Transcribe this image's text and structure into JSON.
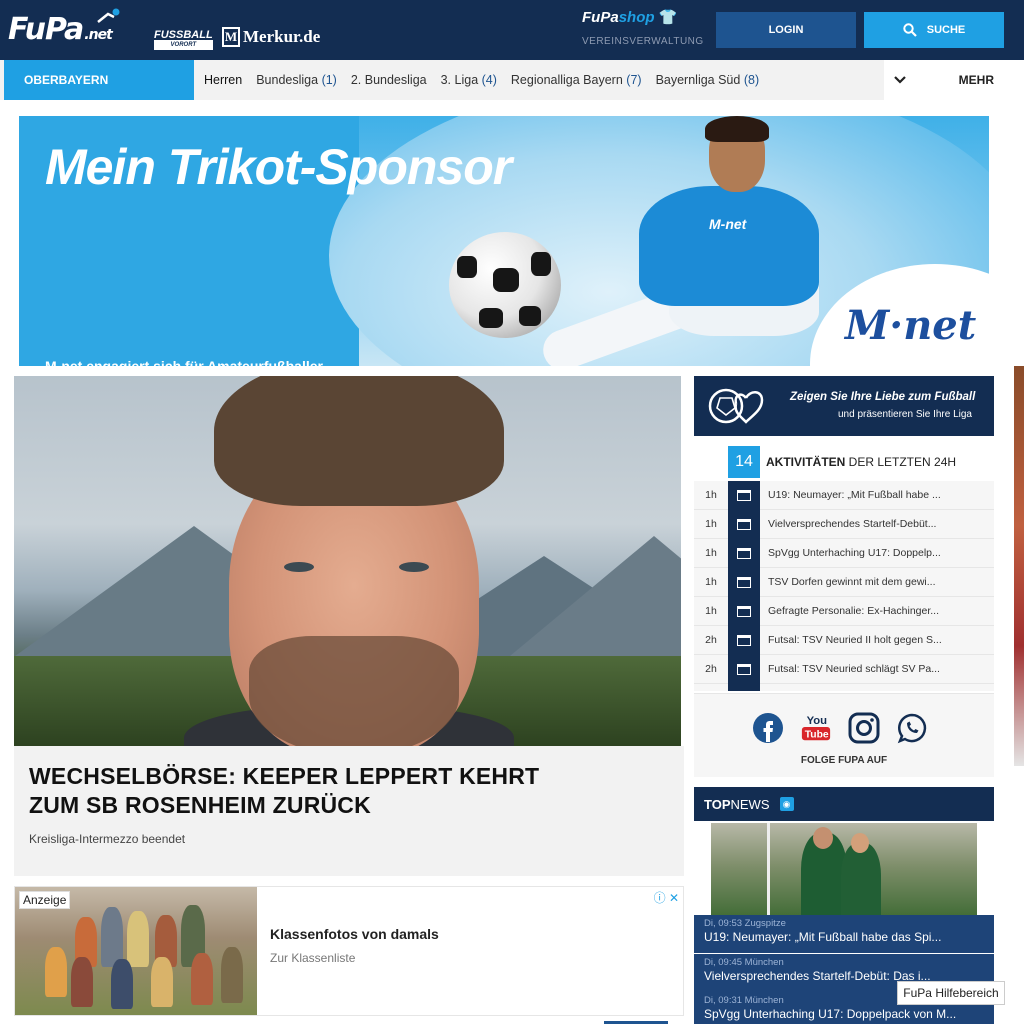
{
  "header": {
    "logo_main": "FuPa",
    "logo_suffix": ".net",
    "partner1_top": "FUSSBALL",
    "partner1_bottom": "VORORT",
    "partner2": "Merkur.de",
    "shop_left": "FuPa",
    "shop_right": "shop",
    "vereinsverwaltung": "VEREINSVERWALTUNG",
    "login_label": "LOGIN",
    "search_label": "SUCHE"
  },
  "nav": {
    "region": "OBERBAYERN",
    "first": "Herren",
    "items": [
      {
        "label": "Bundesliga",
        "count": "(1)"
      },
      {
        "label": "2. Bundesliga",
        "count": ""
      },
      {
        "label": "3. Liga",
        "count": "(4)"
      },
      {
        "label": "Regionalliga Bayern",
        "count": "(7)"
      },
      {
        "label": "Bayernliga Süd",
        "count": "(8)"
      }
    ],
    "more": "MEHR"
  },
  "banner": {
    "title": "Mein Trikot-Sponsor",
    "subtitle": "M-net engagiert sich für Amateurfußballer",
    "brand": "M·net",
    "shirt_text": "M-net"
  },
  "article": {
    "title": "WECHSELBÖRSE: KEEPER LEPPERT KEHRT ZUM SB ROSENHEIM ZURÜCK",
    "subtitle": "Kreisliga-Intermezzo beendet"
  },
  "ad": {
    "tag": "Anzeige",
    "title": "Klassenfotos von damals",
    "link": "Zur Klassenliste",
    "info": "ⓘ ✕"
  },
  "promo": {
    "title": "Zeigen Sie Ihre Liebe zum Fußball",
    "subtitle": "und präsentieren Sie Ihre Liga"
  },
  "activities": {
    "count": "14",
    "label_bold": "AKTIVITÄTEN",
    "label_rest": " DER LETZTEN 24H",
    "items": [
      {
        "time": "1h",
        "text": "U19: Neumayer: „Mit Fußball habe ..."
      },
      {
        "time": "1h",
        "text": "Vielversprechendes Startelf-Debüt..."
      },
      {
        "time": "1h",
        "text": "SpVgg Unterhaching U17: Doppelp..."
      },
      {
        "time": "1h",
        "text": "TSV Dorfen gewinnt mit dem gewi..."
      },
      {
        "time": "1h",
        "text": "Gefragte Personalie: Ex-Hachinger..."
      },
      {
        "time": "2h",
        "text": "Futsal: TSV Neuried II holt gegen S..."
      },
      {
        "time": "2h",
        "text": "Futsal: TSV Neuried schlägt SV Pa..."
      }
    ]
  },
  "social": {
    "youtube_top": "You",
    "youtube_bottom": "Tube",
    "label": "FOLGE FUPA AUF"
  },
  "topnews": {
    "label_bold": "TOP",
    "label_rest": "NEWS",
    "items": [
      {
        "meta": "Di, 09:53 Zugspitze",
        "title": "U19: Neumayer: „Mit Fußball habe das Spi..."
      },
      {
        "meta": "Di, 09:45 München",
        "title": "Vielversprechendes Startelf-Debüt: Das i..."
      },
      {
        "meta": "Di, 09:31 München",
        "title": "SpVgg Unterhaching U17: Doppelpack von M..."
      }
    ]
  },
  "help": "FuPa Hilfebereich",
  "colors": {
    "navy": "#132d52",
    "blue": "#1fa0e3",
    "button": "#1e5490"
  }
}
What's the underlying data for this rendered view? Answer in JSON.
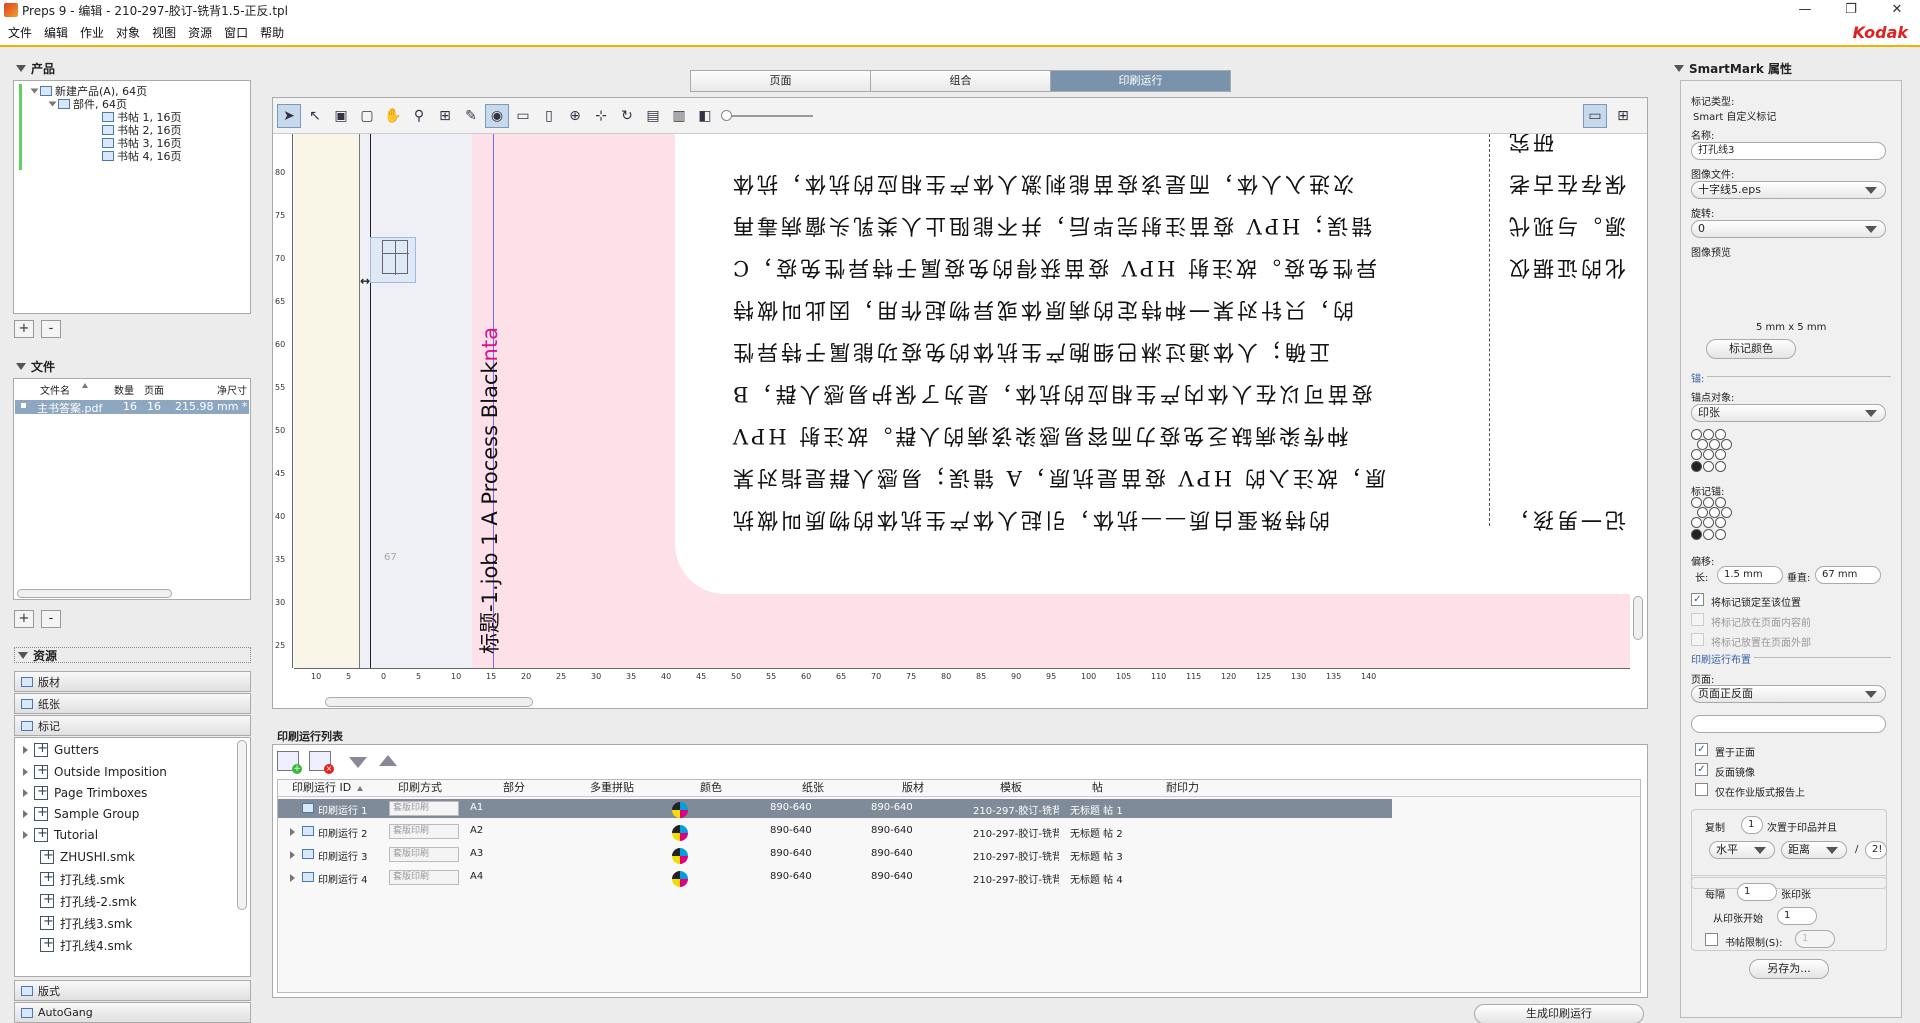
{
  "window": {
    "title": "Preps 9 - 编辑 - 210-297-胶订-铣背1.5-正反.tpl",
    "minimize": "—",
    "restore": "❐",
    "close": "✕"
  },
  "menu": [
    "文件",
    "编辑",
    "作业",
    "对象",
    "视图",
    "资源",
    "窗口",
    "帮助"
  ],
  "brand": "Kodak",
  "product_panel": {
    "title": "产品",
    "tree": [
      {
        "label": "新建产品(A), 64页",
        "level": 0
      },
      {
        "label": "部件, 64页",
        "level": 1
      },
      {
        "label": "书帖 1, 16页",
        "level": 2
      },
      {
        "label": "书帖 2, 16页",
        "level": 2
      },
      {
        "label": "书帖 3, 16页",
        "level": 2
      },
      {
        "label": "书帖 4, 16页",
        "level": 2
      }
    ],
    "add": "+",
    "remove": "-"
  },
  "files_panel": {
    "title": "文件",
    "columns": [
      "文件名",
      "数量",
      "页面",
      "净尺寸"
    ],
    "rows": [
      {
        "name": "主书答案.pdf",
        "qty": "16",
        "pages": "16",
        "size": "215.98 mm *"
      }
    ],
    "add": "+",
    "remove": "-"
  },
  "resources_panel": {
    "title": "资源",
    "sections": [
      "版材",
      "纸张",
      "标记"
    ],
    "marks": [
      "Gutters",
      "Outside Imposition",
      "Page Trimboxes",
      "Sample Group",
      "Tutorial",
      "ZHUSHI.smk",
      "打孔线.smk",
      "打孔线-2.smk",
      "打孔线3.smk",
      "打孔线4.smk"
    ],
    "bottom_sections": [
      "版式",
      "AutoGang"
    ]
  },
  "view_tabs": [
    "页面",
    "组合",
    "印刷运行"
  ],
  "view_tabs_active": 2,
  "canvas": {
    "process_text": "标题-1.job  1  A Process Black",
    "process_tail": "nta",
    "mark_label": "67",
    "cjk_lines": [
      "的特殊蛋白质——抗体，引起人体产生抗体的物质叫做抗",
      "原，故注入的 HPV 疫苗是抗原，A 错误；易感人群是指对某",
      "种传染病缺乏免疫力而容易感染该病的人群。故注射 HPV",
      "疫苗可以在人体内产生相应的抗体，是为了保护易感人群，B",
      "正确；人体通过淋巴细胞产生抗体的免疫功能属于特异性",
      "的，只针对某一种特定的病原体或异物起作用，因此叫做特",
      "异性免疫。故注射 HPV 疫苗获得的免疫属于特异性免疫，C",
      "错误；HPV 疫苗注射完毕后，并不能阻止人类乳头瘤病毒再",
      "次进入人体，而是该疫苗能刺激人体产生相应的抗体，抗体"
    ],
    "cjk_right": [
      "记一男孩，",
      "化的证据仅",
      "源。与现代",
      "保存在古老",
      "研究"
    ],
    "ruler_h": [
      "10",
      "5",
      "0",
      "5",
      "10",
      "15",
      "20",
      "25",
      "30",
      "35",
      "40",
      "45",
      "50",
      "55",
      "60",
      "65",
      "70",
      "75",
      "80",
      "85",
      "90",
      "95",
      "100",
      "105",
      "110",
      "115",
      "120",
      "125",
      "130",
      "135",
      "140"
    ],
    "ruler_v": [
      "80",
      "75",
      "70",
      "65",
      "60",
      "55",
      "50",
      "45",
      "40",
      "35",
      "30",
      "25"
    ]
  },
  "runlist": {
    "title": "印刷运行列表",
    "columns": [
      "印刷运行 ID",
      "印刷方式",
      "部分",
      "多重拼贴",
      "颜色",
      "纸张",
      "版材",
      "模板",
      "帖",
      "耐印力"
    ],
    "rows": [
      {
        "id": "印刷运行 1",
        "method": "套版印刷",
        "part": "A1",
        "paper": "890-640",
        "plate": "890-640",
        "template": "210-297-胶订-铣背",
        "sig": "无标题 帖 1",
        "selected": true
      },
      {
        "id": "印刷运行 2",
        "method": "套版印刷",
        "part": "A2",
        "paper": "890-640",
        "plate": "890-640",
        "template": "210-297-胶订-铣背",
        "sig": "无标题 帖 2",
        "selected": false
      },
      {
        "id": "印刷运行 3",
        "method": "套版印刷",
        "part": "A3",
        "paper": "890-640",
        "plate": "890-640",
        "template": "210-297-胶订-铣背",
        "sig": "无标题 帖 3",
        "selected": false
      },
      {
        "id": "印刷运行 4",
        "method": "套版印刷",
        "part": "A4",
        "paper": "890-640",
        "plate": "890-640",
        "template": "210-297-胶订-铣背",
        "sig": "无标题 帖 4",
        "selected": false
      }
    ],
    "generate_btn": "生成印刷运行"
  },
  "smartmark": {
    "title": "SmartMark 属性",
    "type_label": "标记类型:",
    "type_value": "Smart 自定义标记",
    "name_label": "名称:",
    "name_value": "打孔线3",
    "image_label": "图像文件:",
    "image_value": "十字线5.eps",
    "rotation_label": "旋转:",
    "rotation_value": "0",
    "preview_label": "图像预览",
    "size_text": "5 mm x 5 mm",
    "color_btn": "标记颜色",
    "anchor_section": "锚:",
    "anchor_obj_label": "锚点对象:",
    "anchor_obj_value": "印张",
    "mark_anchor_label": "标记锚:",
    "offset_label": "偏移:",
    "h_label": "长:",
    "h_value": "1.5 mm",
    "v_label": "垂直:",
    "v_value": "67 mm",
    "chk_lock": "将标记锁定至该位置",
    "chk_inside": "将标记放在页面内容前",
    "chk_outside": "将标记放置在页面外部",
    "layout_section": "印刷运行布置",
    "page_label": "页面:",
    "page_value": "页面正反面",
    "chk_front": "置于正面",
    "chk_mirror": "反面镜像",
    "chk_report": "仅在作业版式报告上",
    "copy_label": "复制",
    "copy_value": "1",
    "copy_suffix": "次置于印品并且",
    "horiz_value": "水平",
    "dist_value": "距离",
    "slash": "/",
    "dist_num": "2!",
    "every_label": "每隔",
    "every_value": "1",
    "every_suffix": "张印张",
    "from_label": "从印张开始",
    "from_value": "1",
    "sig_limit_label": "书帖限制(S):",
    "sig_limit_value": "1",
    "saveas_btn": "另存为..."
  }
}
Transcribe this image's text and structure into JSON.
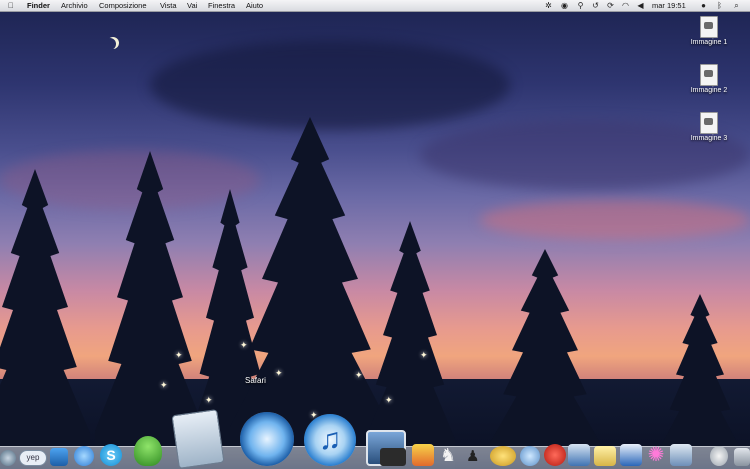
{
  "menubar": {
    "apple_icon": "apple-icon",
    "items": [
      "Finder",
      "Archivio",
      "Composizione",
      "Vista",
      "Vai",
      "Finestra",
      "Aiuto"
    ],
    "clock": "mar 19:51"
  },
  "desktop_icons": [
    {
      "label": "Immagine 1"
    },
    {
      "label": "Immagine 2"
    },
    {
      "label": "Immagine 3"
    }
  ],
  "dock": {
    "tooltip": "Safari",
    "left_badge": "yep",
    "items": [
      "finder-icon",
      "yep-icon",
      "dashboard-icon",
      "app-store-icon",
      "skype-icon",
      "adium-icon",
      "preview-icon",
      "safari-icon",
      "itunes-icon",
      "iphoto-icon",
      "camera-icon",
      "photo-booth-icon",
      "chess-icon",
      "automator-icon",
      "coins-icon",
      "spark-icon",
      "pencil-icon",
      "mail-icon",
      "notes-icon",
      "calendar-icon",
      "star-icon",
      "image-capture-icon",
      "tool-icon",
      "trash-icon"
    ]
  }
}
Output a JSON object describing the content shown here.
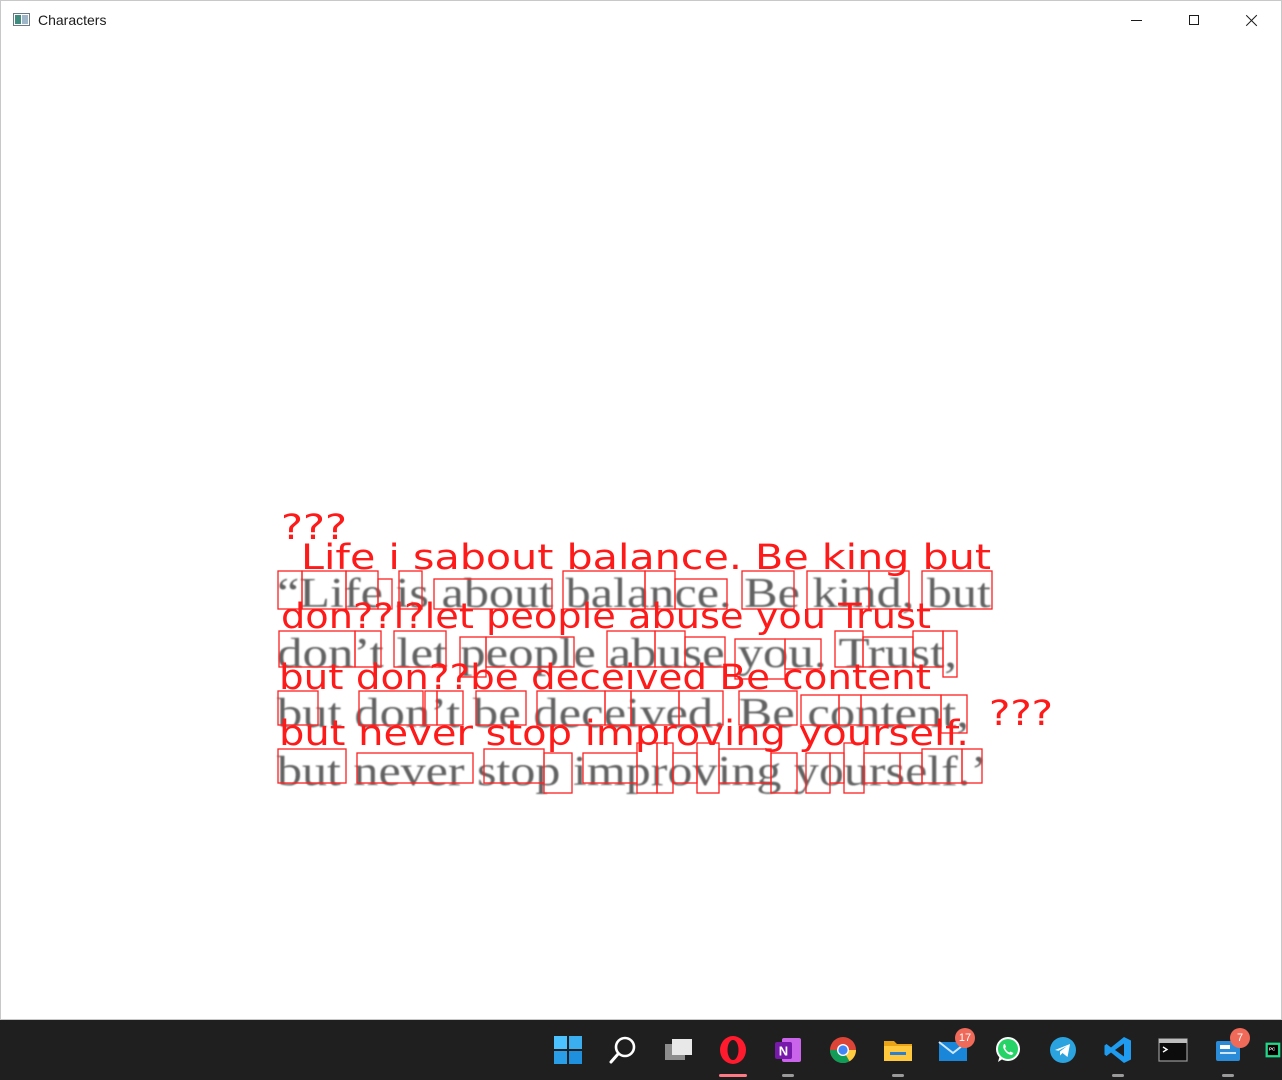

• Task to carry out:
Show the lines from the data above that contain the string "count".

• Answer below:
        "count": "(1)"
        "count": ""
        "count": "(4)"
        "count": "(7)"
        "count": "(8)"
    "count": "14",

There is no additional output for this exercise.